Write out every entry exactly as it appears.
[START OF EXERCISE DATA]
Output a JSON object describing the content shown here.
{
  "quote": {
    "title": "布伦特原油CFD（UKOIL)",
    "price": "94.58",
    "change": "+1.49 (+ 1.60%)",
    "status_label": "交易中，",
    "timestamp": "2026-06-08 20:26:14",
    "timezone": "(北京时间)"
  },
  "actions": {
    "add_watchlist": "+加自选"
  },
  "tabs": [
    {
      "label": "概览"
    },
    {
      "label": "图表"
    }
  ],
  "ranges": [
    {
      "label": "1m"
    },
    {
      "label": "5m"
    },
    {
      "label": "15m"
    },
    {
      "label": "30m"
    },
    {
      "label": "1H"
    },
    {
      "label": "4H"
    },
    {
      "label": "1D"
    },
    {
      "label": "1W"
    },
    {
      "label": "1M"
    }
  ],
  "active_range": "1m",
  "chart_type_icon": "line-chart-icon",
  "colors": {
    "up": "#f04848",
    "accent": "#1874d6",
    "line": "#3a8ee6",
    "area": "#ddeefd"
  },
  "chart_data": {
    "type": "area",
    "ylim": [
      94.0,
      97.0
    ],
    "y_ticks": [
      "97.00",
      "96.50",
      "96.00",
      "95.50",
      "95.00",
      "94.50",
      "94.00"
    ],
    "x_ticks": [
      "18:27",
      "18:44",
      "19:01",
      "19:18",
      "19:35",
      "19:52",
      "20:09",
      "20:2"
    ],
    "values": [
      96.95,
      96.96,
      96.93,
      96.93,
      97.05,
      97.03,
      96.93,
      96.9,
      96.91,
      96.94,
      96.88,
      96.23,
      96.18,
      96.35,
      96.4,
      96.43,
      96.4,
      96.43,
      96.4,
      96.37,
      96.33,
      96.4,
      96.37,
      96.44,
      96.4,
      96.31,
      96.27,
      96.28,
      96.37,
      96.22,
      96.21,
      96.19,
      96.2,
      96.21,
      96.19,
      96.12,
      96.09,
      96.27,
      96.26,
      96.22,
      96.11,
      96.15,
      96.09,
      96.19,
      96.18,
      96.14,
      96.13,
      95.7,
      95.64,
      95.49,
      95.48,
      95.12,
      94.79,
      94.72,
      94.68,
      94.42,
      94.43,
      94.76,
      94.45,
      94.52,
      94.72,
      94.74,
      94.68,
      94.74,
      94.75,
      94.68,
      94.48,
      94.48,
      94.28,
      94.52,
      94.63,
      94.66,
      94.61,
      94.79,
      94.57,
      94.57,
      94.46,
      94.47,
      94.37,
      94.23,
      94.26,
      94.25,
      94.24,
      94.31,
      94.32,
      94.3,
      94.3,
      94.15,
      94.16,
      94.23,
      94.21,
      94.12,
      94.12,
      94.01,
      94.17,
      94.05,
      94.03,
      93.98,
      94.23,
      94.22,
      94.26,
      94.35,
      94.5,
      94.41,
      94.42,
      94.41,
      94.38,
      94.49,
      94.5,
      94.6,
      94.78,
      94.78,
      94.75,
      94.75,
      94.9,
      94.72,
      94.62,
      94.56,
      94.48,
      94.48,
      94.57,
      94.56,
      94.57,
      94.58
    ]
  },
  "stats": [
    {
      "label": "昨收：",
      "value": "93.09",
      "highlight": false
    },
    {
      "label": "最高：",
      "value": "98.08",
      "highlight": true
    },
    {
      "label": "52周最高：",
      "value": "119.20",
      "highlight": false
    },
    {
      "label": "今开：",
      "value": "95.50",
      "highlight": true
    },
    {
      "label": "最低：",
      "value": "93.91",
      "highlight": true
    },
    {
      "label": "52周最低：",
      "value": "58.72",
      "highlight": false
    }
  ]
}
[END OF EXERCISE DATA]
### FULL RESPONSE
Output a JSON object describing the content shown here.
{
  "quote": {
    "title": "布伦特原油CFD（UKOIL)",
    "price": "94.58",
    "change": "+1.49 (+ 1.60%)",
    "status_label": "交易中，",
    "timestamp": "2026-06-08 20:26:14",
    "timezone": "(北京时间)"
  },
  "actions": {
    "add_watchlist": "+加自选"
  },
  "tabs": [
    {
      "label": "概览"
    },
    {
      "label": "图表"
    }
  ],
  "ranges": [
    {
      "label": "1m"
    },
    {
      "label": "5m"
    },
    {
      "label": "15m"
    },
    {
      "label": "30m"
    },
    {
      "label": "1H"
    },
    {
      "label": "4H"
    },
    {
      "label": "1D"
    },
    {
      "label": "1W"
    },
    {
      "label": "1M"
    }
  ],
  "active_range": "1m",
  "chart_type_icon": "line-chart-icon",
  "colors": {
    "up": "#f04848",
    "accent": "#1874d6",
    "line": "#3a8ee6",
    "area": "#ddeefd"
  },
  "chart_data": {
    "type": "area",
    "ylim": [
      94.0,
      97.0
    ],
    "y_ticks": [
      "97.00",
      "96.50",
      "96.00",
      "95.50",
      "95.00",
      "94.50",
      "94.00"
    ],
    "x_ticks": [
      "18:27",
      "18:44",
      "19:01",
      "19:18",
      "19:35",
      "19:52",
      "20:09",
      "20:2"
    ],
    "values": [
      96.95,
      96.96,
      96.93,
      96.93,
      97.05,
      97.03,
      96.93,
      96.9,
      96.91,
      96.94,
      96.88,
      96.23,
      96.18,
      96.35,
      96.4,
      96.43,
      96.4,
      96.43,
      96.4,
      96.37,
      96.33,
      96.4,
      96.37,
      96.44,
      96.4,
      96.31,
      96.27,
      96.28,
      96.37,
      96.22,
      96.21,
      96.19,
      96.2,
      96.21,
      96.19,
      96.12,
      96.09,
      96.27,
      96.26,
      96.22,
      96.11,
      96.15,
      96.09,
      96.19,
      96.18,
      96.14,
      96.13,
      95.7,
      95.64,
      95.49,
      95.48,
      95.12,
      94.79,
      94.72,
      94.68,
      94.42,
      94.43,
      94.76,
      94.45,
      94.52,
      94.72,
      94.74,
      94.68,
      94.74,
      94.75,
      94.68,
      94.48,
      94.48,
      94.28,
      94.52,
      94.63,
      94.66,
      94.61,
      94.79,
      94.57,
      94.57,
      94.46,
      94.47,
      94.37,
      94.23,
      94.26,
      94.25,
      94.24,
      94.31,
      94.32,
      94.3,
      94.3,
      94.15,
      94.16,
      94.23,
      94.21,
      94.12,
      94.12,
      94.01,
      94.17,
      94.05,
      94.03,
      93.98,
      94.23,
      94.22,
      94.26,
      94.35,
      94.5,
      94.41,
      94.42,
      94.41,
      94.38,
      94.49,
      94.5,
      94.6,
      94.78,
      94.78,
      94.75,
      94.75,
      94.9,
      94.72,
      94.62,
      94.56,
      94.48,
      94.48,
      94.57,
      94.56,
      94.57,
      94.58
    ]
  },
  "stats": [
    {
      "label": "昨收：",
      "value": "93.09",
      "highlight": false
    },
    {
      "label": "最高：",
      "value": "98.08",
      "highlight": true
    },
    {
      "label": "52周最高：",
      "value": "119.20",
      "highlight": false
    },
    {
      "label": "今开：",
      "value": "95.50",
      "highlight": true
    },
    {
      "label": "最低：",
      "value": "93.91",
      "highlight": true
    },
    {
      "label": "52周最低：",
      "value": "58.72",
      "highlight": false
    }
  ]
}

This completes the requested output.